_To be done_
Quote, without change, all of the lines that follow.

○ ○ ○ ○ ○ ○ ○

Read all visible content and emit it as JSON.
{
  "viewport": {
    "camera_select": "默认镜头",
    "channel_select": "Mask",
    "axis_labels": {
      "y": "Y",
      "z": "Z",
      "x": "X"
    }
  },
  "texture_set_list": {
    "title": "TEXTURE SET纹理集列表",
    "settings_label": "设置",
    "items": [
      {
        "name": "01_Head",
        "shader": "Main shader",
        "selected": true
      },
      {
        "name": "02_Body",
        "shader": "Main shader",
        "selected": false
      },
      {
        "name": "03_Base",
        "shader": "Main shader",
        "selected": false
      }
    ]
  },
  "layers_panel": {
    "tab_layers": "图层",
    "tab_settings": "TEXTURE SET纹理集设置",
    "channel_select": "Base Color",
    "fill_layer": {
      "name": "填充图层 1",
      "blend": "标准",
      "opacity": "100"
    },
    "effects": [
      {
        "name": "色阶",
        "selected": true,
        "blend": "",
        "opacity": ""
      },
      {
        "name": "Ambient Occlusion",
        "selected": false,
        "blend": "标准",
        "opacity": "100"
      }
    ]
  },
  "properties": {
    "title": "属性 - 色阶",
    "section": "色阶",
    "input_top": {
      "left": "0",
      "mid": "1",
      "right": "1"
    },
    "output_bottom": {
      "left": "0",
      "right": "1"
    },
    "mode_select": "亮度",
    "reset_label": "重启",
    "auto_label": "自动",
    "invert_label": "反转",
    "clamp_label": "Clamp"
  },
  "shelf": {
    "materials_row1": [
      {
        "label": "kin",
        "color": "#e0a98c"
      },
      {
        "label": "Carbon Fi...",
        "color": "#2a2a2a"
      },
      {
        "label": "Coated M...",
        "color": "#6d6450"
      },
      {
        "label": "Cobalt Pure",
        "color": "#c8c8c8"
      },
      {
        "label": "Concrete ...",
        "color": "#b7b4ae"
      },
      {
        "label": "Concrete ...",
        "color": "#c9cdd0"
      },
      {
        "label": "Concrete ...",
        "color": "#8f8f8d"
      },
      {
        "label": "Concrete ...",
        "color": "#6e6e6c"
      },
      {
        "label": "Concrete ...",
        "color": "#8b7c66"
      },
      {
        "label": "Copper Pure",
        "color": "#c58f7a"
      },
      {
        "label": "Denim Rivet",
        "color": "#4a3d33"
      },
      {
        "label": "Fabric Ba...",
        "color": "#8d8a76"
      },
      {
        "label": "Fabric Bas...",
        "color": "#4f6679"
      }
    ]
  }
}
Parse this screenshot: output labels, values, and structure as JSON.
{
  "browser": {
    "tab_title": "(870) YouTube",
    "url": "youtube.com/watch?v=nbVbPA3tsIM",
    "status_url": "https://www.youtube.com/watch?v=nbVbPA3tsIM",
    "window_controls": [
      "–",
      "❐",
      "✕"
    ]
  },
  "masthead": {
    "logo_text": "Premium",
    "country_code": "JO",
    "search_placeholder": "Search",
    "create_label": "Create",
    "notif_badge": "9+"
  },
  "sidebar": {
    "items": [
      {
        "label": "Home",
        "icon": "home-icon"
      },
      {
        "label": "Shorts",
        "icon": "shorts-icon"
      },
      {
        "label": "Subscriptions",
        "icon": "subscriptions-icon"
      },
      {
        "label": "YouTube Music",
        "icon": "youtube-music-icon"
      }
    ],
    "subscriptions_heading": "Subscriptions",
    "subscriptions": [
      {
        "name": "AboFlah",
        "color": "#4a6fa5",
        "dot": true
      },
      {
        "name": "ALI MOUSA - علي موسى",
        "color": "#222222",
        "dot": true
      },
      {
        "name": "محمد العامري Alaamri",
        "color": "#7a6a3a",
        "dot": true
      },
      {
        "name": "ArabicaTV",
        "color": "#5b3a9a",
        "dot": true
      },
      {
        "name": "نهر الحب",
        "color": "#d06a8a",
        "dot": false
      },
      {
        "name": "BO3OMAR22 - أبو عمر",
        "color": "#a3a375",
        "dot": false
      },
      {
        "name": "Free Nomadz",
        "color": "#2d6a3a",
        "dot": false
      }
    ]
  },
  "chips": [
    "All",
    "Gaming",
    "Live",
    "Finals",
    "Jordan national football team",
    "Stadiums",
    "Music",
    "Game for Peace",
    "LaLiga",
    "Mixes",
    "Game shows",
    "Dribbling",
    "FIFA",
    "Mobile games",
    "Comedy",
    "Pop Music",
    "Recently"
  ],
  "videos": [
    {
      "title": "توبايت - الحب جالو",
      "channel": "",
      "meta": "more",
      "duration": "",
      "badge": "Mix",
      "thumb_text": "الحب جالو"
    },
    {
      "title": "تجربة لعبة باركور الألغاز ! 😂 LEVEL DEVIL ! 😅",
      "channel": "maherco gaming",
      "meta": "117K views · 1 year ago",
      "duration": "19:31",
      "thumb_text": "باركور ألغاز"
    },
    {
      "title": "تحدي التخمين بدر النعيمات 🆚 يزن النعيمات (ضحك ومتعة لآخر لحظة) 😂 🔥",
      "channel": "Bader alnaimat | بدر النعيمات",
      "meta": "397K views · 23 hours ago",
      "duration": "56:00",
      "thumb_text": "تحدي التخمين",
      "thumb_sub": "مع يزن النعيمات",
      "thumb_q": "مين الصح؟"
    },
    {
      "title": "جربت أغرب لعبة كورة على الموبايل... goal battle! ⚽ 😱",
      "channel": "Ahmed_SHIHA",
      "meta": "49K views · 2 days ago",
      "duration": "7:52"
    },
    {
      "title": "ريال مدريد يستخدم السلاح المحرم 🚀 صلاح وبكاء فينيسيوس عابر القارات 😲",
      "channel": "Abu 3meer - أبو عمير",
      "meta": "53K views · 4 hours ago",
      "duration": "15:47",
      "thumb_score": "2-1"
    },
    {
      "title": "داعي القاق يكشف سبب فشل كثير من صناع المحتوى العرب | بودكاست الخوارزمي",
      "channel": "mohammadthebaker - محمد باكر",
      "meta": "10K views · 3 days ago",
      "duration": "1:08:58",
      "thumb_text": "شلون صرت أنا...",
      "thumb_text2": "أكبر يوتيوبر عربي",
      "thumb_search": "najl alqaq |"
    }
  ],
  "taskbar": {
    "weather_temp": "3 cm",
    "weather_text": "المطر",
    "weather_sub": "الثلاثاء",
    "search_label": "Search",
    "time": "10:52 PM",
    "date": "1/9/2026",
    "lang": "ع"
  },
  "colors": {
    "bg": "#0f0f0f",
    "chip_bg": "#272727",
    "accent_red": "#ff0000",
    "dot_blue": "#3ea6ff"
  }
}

○ ○ ○ ○ ○ ○ ○

_Exercise solution_
Read all visible content and emit it as JSON.
{
  "viewport": {
    "camera_select": "默认镜头",
    "channel_select": "Mask",
    "axis_labels": {
      "y": "Y",
      "z": "Z",
      "x": "X"
    }
  },
  "texture_set_list": {
    "title": "TEXTURE SET纹理集列表",
    "settings_label": "设置",
    "items": [
      {
        "name": "01_Head",
        "shader": "Main shader",
        "selected": true
      },
      {
        "name": "02_Body",
        "shader": "Main shader",
        "selected": false
      },
      {
        "name": "03_Base",
        "shader": "Main shader",
        "selected": false
      }
    ]
  },
  "layers_panel": {
    "tab_layers": "图层",
    "tab_settings": "TEXTURE SET纹理集设置",
    "channel_select": "Base Color",
    "fill_layer": {
      "name": "填充图层 1",
      "blend": "标准",
      "opacity": "100"
    },
    "effects": [
      {
        "name": "色阶",
        "selected": true,
        "blend": "",
        "opacity": ""
      },
      {
        "name": "Ambient Occlusion",
        "selected": false,
        "blend": "标准",
        "opacity": "100"
      }
    ]
  },
  "properties": {
    "title": "属性 - 色阶",
    "section": "色阶",
    "input_top": {
      "left": "0",
      "mid": "1",
      "right": "1"
    },
    "output_bottom": {
      "left": "0",
      "right": "1"
    },
    "mode_select": "亮度",
    "reset_label": "重启",
    "auto_label": "自动",
    "invert_label": "反转",
    "clamp_label": "Clamp"
  },
  "shelf": {
    "materials_row1": [
      {
        "label": "kin",
        "color": "#e0a98c"
      },
      {
        "label": "Carbon Fi...",
        "color": "#2a2a2a"
      },
      {
        "label": "Coated M...",
        "color": "#6d6450"
      },
      {
        "label": "Cobalt Pure",
        "color": "#c8c8c8"
      },
      {
        "label": "Concrete ...",
        "color": "#b7b4ae"
      },
      {
        "label": "Concrete ...",
        "color": "#c9cdd0"
      },
      {
        "label": "Concrete ...",
        "color": "#8f8f8d"
      },
      {
        "label": "Concrete ...",
        "color": "#6e6e6c"
      },
      {
        "label": "Concrete ...",
        "color": "#8b7c66"
      },
      {
        "label": "Copper Pure",
        "color": "#c58f7a"
      },
      {
        "label": "Denim Rivet",
        "color": "#4a3d33"
      },
      {
        "label": "Fabric Ba...",
        "color": "#8d8a76"
      },
      {
        "label": "Fabric Bas...",
        "color": "#4f6679"
      }
    ]
  }
}
Parse this screenshot: output labels, values, and structure as JSON.
{
  "browser": {
    "tab_title": "(870) YouTube",
    "url": "youtube.com/watch?v=nbVbPA3tsIM",
    "status_url": "https://www.youtube.com/watch?v=nbVbPA3tsIM",
    "window_controls": [
      "–",
      "❐",
      "✕"
    ]
  },
  "masthead": {
    "logo_text": "Premium",
    "country_code": "JO",
    "search_placeholder": "Search",
    "create_label": "Create",
    "notif_badge": "9+"
  },
  "sidebar": {
    "items": [
      {
        "label": "Home",
        "icon": "home-icon"
      },
      {
        "label": "Shorts",
        "icon": "shorts-icon"
      },
      {
        "label": "Subscriptions",
        "icon": "subscriptions-icon"
      },
      {
        "label": "YouTube Music",
        "icon": "youtube-music-icon"
      }
    ],
    "subscriptions_heading": "Subscriptions",
    "subscriptions": [
      {
        "name": "AboFlah",
        "color": "#4a6fa5",
        "dot": true
      },
      {
        "name": "ALI MOUSA - علي موسى",
        "color": "#222222",
        "dot": true
      },
      {
        "name": "محمد العامري Alaamri",
        "color": "#7a6a3a",
        "dot": true
      },
      {
        "name": "ArabicaTV",
        "color": "#5b3a9a",
        "dot": true
      },
      {
        "name": "نهر الحب",
        "color": "#d06a8a",
        "dot": false
      },
      {
        "name": "BO3OMAR22 - أبو عمر",
        "color": "#a3a375",
        "dot": false
      },
      {
        "name": "Free Nomadz",
        "color": "#2d6a3a",
        "dot": false
      }
    ]
  },
  "chips": [
    "All",
    "Gaming",
    "Live",
    "Finals",
    "Jordan national football team",
    "Stadiums",
    "Music",
    "Game for Peace",
    "LaLiga",
    "Mixes",
    "Game shows",
    "Dribbling",
    "FIFA",
    "Mobile games",
    "Comedy",
    "Pop Music",
    "Recently"
  ],
  "videos": [
    {
      "title": "توبايت - الحب جالو",
      "channel": "",
      "meta": "more",
      "duration": "",
      "badge": "Mix",
      "thumb_text": "الحب جالو"
    },
    {
      "title": "تجربة لعبة باركور الألغاز ! 😂 LEVEL DEVIL ! 😅",
      "channel": "maherco gaming",
      "meta": "117K views · 1 year ago",
      "duration": "19:31",
      "thumb_text": "باركور ألغاز"
    },
    {
      "title": "تحدي التخمين بدر النعيمات 🆚 يزن النعيمات (ضحك ومتعة لآخر لحظة) 😂 🔥",
      "channel": "Bader alnaimat | بدر النعيمات",
      "meta": "397K views · 23 hours ago",
      "duration": "56:00",
      "thumb_text": "تحدي التخمين",
      "thumb_sub": "مع يزن النعيمات",
      "thumb_q": "مين الصح؟"
    },
    {
      "title": "جربت أغرب لعبة كورة على الموبايل... goal battle! ⚽ 😱",
      "channel": "Ahmed_SHIHA",
      "meta": "49K views · 2 days ago",
      "duration": "7:52"
    },
    {
      "title": "ريال مدريد يستخدم السلاح المحرم 🚀 صلاح وبكاء فينيسيوس عابر القارات 😲",
      "channel": "Abu 3meer - أبو عمير",
      "meta": "53K views · 4 hours ago",
      "duration": "15:47",
      "thumb_score": "2-1"
    },
    {
      "title": "داعي القاق يكشف سبب فشل كثير من صناع المحتوى العرب | بودكاست الخوارزمي",
      "channel": "mohammadthebaker - محمد باكر",
      "meta": "10K views · 3 days ago",
      "duration": "1:08:58",
      "thumb_text": "شلون صرت أنا...",
      "thumb_text2": "أكبر يوتيوبر عربي",
      "thumb_search": "najl alqaq |"
    }
  ],
  "taskbar": {
    "weather_temp": "3 cm",
    "weather_text": "المطر",
    "weather_sub": "الثلاثاء",
    "search_label": "Search",
    "time": "10:52 PM",
    "date": "1/9/2026",
    "lang": "ع"
  },
  "colors": {
    "bg": "#0f0f0f",
    "chip_bg": "#272727",
    "accent_red": "#ff0000",
    "dot_blue": "#3ea6ff"
  }
}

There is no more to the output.